Material for the task:
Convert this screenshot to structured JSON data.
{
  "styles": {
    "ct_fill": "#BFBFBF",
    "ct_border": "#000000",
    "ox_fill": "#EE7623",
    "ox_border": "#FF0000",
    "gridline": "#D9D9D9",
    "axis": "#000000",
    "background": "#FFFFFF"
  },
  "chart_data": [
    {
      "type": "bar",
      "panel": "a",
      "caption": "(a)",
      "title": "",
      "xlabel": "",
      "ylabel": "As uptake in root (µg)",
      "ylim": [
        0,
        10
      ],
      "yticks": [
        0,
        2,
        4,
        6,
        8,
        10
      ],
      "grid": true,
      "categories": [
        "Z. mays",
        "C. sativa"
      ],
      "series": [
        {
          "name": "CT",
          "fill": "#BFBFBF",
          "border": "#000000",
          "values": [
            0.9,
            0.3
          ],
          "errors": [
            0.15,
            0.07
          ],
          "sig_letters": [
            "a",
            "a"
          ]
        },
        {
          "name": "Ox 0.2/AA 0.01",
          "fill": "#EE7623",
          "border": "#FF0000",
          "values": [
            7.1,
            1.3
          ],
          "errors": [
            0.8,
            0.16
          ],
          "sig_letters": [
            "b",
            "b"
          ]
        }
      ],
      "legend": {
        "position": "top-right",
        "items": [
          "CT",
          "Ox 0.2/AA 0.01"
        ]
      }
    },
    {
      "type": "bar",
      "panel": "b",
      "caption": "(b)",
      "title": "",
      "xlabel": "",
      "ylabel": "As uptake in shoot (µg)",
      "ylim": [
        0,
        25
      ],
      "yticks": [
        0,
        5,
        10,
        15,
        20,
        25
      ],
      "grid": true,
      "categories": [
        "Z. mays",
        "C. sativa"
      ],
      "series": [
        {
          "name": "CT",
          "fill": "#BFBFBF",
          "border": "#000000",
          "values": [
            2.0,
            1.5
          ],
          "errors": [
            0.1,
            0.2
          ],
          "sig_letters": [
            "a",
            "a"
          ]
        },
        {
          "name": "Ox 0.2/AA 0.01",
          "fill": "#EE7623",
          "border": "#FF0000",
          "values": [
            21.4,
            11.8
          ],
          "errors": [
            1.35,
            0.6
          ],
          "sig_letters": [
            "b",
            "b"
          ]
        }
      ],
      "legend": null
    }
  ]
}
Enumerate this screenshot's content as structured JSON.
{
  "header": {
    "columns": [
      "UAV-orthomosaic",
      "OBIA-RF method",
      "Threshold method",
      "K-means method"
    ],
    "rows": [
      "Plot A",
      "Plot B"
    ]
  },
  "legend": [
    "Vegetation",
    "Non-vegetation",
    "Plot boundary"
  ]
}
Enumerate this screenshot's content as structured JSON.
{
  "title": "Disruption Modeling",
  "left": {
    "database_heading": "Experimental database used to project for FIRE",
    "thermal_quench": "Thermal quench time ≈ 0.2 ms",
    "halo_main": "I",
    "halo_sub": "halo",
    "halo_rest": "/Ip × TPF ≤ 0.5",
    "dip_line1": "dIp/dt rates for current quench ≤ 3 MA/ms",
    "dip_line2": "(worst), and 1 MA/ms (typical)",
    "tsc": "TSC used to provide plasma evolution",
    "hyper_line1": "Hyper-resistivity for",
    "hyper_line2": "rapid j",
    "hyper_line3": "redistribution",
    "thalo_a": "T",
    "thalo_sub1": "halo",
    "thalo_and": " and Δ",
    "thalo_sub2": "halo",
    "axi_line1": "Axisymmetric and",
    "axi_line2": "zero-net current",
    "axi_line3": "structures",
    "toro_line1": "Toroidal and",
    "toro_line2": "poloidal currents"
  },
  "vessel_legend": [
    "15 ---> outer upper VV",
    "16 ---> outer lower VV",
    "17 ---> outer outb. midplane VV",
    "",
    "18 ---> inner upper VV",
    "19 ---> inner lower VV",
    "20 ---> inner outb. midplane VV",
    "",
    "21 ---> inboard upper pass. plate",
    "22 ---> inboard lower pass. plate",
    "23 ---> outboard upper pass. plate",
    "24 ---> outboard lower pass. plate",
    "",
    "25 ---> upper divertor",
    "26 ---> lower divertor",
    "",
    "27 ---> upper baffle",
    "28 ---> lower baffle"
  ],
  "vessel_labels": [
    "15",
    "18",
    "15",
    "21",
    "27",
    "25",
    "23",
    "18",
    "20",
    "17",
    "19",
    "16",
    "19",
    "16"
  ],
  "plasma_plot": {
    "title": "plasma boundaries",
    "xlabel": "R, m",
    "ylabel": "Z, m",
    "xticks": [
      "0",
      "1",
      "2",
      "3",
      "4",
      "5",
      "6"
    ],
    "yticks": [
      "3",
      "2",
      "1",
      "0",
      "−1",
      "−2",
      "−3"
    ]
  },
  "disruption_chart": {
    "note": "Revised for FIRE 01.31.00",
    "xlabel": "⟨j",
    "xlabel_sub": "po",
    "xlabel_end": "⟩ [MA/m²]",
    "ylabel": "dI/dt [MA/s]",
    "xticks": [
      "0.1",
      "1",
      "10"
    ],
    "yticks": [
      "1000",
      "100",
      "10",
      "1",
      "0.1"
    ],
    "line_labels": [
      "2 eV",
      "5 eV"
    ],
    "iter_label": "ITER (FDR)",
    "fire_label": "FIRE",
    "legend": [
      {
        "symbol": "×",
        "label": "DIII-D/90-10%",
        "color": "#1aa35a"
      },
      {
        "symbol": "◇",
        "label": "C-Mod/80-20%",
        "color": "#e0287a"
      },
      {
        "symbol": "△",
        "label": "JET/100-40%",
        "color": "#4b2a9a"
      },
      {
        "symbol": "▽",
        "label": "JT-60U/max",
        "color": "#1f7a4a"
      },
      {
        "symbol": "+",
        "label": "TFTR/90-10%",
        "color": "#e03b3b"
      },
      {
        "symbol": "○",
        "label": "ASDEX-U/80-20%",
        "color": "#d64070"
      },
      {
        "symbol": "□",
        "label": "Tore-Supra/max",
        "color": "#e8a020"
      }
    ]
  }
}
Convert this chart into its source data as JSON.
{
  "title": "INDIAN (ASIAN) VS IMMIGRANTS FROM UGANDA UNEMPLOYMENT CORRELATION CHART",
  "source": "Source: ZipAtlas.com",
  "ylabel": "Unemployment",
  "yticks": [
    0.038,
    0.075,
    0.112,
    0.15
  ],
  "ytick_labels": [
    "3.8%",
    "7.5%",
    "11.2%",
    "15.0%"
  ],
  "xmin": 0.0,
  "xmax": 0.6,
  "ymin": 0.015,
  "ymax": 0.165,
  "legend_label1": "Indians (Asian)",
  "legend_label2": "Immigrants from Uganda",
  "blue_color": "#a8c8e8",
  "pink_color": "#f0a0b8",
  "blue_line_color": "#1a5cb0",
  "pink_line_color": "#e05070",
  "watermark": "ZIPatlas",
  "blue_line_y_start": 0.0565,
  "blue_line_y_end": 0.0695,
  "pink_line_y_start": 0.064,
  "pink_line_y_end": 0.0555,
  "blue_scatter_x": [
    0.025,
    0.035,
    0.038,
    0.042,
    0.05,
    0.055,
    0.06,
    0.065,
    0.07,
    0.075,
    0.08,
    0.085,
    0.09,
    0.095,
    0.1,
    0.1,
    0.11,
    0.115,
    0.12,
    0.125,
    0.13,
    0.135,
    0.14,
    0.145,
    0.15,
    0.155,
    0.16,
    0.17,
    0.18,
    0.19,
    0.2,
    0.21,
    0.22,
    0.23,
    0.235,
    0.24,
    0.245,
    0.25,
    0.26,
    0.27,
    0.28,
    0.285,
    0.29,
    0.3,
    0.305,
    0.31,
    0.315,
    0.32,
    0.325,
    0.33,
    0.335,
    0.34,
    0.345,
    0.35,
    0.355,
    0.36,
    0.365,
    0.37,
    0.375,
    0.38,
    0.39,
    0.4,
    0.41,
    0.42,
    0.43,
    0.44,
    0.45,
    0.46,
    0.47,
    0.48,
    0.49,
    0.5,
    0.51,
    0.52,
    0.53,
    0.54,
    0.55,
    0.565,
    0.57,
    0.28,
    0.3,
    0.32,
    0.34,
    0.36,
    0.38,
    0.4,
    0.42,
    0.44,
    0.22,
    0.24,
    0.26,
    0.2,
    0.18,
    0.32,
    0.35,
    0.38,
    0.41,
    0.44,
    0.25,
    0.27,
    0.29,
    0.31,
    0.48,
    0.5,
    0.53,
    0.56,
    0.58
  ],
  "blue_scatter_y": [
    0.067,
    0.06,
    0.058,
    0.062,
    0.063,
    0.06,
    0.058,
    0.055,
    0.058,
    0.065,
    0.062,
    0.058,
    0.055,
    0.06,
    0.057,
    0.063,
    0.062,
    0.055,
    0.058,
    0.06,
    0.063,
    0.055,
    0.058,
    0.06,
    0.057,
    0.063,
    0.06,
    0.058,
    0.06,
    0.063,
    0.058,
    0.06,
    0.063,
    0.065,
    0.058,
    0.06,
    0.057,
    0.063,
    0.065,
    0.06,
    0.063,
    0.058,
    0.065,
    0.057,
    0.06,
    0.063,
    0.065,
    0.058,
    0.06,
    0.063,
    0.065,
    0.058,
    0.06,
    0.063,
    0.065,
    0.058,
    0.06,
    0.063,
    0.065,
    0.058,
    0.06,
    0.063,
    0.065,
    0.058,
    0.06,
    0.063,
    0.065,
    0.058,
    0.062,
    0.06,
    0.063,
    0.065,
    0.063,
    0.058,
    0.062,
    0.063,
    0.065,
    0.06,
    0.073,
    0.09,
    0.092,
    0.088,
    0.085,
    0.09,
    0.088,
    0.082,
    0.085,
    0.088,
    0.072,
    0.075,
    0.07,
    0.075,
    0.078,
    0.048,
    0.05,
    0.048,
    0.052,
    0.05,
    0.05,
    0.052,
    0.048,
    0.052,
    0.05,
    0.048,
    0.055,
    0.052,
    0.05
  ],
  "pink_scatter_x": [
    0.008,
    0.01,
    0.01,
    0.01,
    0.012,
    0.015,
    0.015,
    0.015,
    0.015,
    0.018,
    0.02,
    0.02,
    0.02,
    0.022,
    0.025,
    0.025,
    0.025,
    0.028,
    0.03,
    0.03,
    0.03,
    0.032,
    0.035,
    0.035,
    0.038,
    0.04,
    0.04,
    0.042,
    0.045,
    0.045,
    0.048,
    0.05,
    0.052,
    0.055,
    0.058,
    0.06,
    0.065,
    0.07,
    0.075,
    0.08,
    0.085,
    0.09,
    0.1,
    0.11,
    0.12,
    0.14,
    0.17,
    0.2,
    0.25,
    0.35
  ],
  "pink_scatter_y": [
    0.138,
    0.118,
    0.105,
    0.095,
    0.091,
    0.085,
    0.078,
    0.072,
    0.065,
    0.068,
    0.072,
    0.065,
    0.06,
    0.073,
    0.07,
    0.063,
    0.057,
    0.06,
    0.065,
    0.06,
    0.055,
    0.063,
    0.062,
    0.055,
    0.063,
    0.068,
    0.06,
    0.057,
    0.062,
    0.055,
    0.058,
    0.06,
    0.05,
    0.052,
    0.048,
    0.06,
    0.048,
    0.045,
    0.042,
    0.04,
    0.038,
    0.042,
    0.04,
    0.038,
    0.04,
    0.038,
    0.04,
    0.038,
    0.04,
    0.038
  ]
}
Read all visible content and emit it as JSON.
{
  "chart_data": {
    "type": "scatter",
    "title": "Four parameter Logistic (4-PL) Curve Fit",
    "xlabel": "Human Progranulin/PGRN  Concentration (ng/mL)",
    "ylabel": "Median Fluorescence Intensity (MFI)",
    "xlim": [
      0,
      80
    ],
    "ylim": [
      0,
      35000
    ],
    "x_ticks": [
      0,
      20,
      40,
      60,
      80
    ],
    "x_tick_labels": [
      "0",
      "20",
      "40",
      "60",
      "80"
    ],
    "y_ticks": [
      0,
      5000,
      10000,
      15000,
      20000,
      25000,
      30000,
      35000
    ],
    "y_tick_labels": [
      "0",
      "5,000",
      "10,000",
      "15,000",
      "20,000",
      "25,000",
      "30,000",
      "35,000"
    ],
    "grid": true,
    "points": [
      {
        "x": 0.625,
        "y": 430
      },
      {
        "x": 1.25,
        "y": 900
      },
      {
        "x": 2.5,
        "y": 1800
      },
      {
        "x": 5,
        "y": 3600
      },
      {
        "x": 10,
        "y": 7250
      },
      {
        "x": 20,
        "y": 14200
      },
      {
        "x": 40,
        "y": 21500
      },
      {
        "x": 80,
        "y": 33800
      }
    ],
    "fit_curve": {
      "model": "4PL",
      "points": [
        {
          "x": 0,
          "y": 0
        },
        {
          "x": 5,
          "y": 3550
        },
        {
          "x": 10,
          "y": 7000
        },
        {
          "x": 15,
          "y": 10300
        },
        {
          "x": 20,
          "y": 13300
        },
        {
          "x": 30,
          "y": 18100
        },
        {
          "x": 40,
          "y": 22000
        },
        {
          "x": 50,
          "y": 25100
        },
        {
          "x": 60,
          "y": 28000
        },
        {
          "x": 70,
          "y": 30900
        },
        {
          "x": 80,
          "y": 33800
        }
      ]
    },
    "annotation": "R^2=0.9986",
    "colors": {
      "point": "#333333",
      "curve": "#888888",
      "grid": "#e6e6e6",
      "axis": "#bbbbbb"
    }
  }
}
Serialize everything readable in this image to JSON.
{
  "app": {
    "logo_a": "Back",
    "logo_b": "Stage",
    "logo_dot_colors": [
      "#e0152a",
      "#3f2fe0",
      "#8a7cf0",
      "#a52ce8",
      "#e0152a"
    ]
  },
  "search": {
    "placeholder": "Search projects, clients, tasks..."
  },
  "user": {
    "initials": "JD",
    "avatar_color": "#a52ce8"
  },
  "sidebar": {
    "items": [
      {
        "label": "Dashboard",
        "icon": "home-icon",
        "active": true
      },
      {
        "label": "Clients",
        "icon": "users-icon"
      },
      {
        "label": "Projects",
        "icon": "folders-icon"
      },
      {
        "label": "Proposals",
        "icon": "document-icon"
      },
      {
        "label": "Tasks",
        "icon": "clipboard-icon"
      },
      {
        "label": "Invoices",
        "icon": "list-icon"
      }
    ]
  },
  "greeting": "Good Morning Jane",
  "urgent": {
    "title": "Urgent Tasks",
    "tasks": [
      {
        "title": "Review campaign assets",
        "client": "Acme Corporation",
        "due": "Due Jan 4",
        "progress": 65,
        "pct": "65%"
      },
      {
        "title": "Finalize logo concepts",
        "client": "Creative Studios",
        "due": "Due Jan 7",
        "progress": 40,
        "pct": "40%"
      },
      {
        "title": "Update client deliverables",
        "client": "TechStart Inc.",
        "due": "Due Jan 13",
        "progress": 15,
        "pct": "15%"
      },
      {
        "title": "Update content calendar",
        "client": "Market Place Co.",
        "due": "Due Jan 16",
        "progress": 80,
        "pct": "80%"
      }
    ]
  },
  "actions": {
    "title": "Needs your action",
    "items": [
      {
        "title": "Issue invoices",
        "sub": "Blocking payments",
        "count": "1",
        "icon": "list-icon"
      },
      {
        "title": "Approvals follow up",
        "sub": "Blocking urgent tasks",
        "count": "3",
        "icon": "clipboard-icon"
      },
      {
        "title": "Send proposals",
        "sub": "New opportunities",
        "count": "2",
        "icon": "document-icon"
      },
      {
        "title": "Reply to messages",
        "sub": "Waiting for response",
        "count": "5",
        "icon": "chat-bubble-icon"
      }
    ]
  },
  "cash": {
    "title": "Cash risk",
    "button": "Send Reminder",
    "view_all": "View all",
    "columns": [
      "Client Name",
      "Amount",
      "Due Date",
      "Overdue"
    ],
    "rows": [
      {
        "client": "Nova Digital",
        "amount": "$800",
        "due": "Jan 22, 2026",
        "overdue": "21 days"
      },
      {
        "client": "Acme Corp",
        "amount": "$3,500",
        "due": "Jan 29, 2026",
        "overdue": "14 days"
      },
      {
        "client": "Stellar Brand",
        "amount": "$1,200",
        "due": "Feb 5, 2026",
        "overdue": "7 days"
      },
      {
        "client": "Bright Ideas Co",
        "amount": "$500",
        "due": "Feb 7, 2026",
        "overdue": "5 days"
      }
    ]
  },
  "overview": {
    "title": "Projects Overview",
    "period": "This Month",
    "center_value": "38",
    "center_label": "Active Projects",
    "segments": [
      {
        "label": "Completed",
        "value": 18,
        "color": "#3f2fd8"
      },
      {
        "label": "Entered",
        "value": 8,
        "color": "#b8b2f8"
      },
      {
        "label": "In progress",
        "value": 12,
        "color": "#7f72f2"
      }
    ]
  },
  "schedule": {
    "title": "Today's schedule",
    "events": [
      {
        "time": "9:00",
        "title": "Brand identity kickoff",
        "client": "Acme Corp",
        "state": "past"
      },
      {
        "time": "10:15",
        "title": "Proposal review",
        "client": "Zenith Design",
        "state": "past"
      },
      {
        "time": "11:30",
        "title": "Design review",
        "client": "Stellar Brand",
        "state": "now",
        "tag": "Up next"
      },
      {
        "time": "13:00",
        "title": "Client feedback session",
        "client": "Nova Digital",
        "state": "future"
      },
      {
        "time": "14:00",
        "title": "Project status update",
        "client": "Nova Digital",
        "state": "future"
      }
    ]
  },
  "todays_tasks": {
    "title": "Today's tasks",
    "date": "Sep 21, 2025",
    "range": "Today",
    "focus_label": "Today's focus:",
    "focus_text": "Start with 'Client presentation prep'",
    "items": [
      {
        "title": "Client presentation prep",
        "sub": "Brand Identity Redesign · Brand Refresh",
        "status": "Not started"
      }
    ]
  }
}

Work instructions: Check each line above for the word "pass", and copy the lines where it appears.

Complete answer:
    "21 ---> inboard upper pass. plate",
    "22 ---> inboard lower pass. plate",
    "23 ---> outboard upper pass. plate",
    "24 ---> outboard lower pass. plate",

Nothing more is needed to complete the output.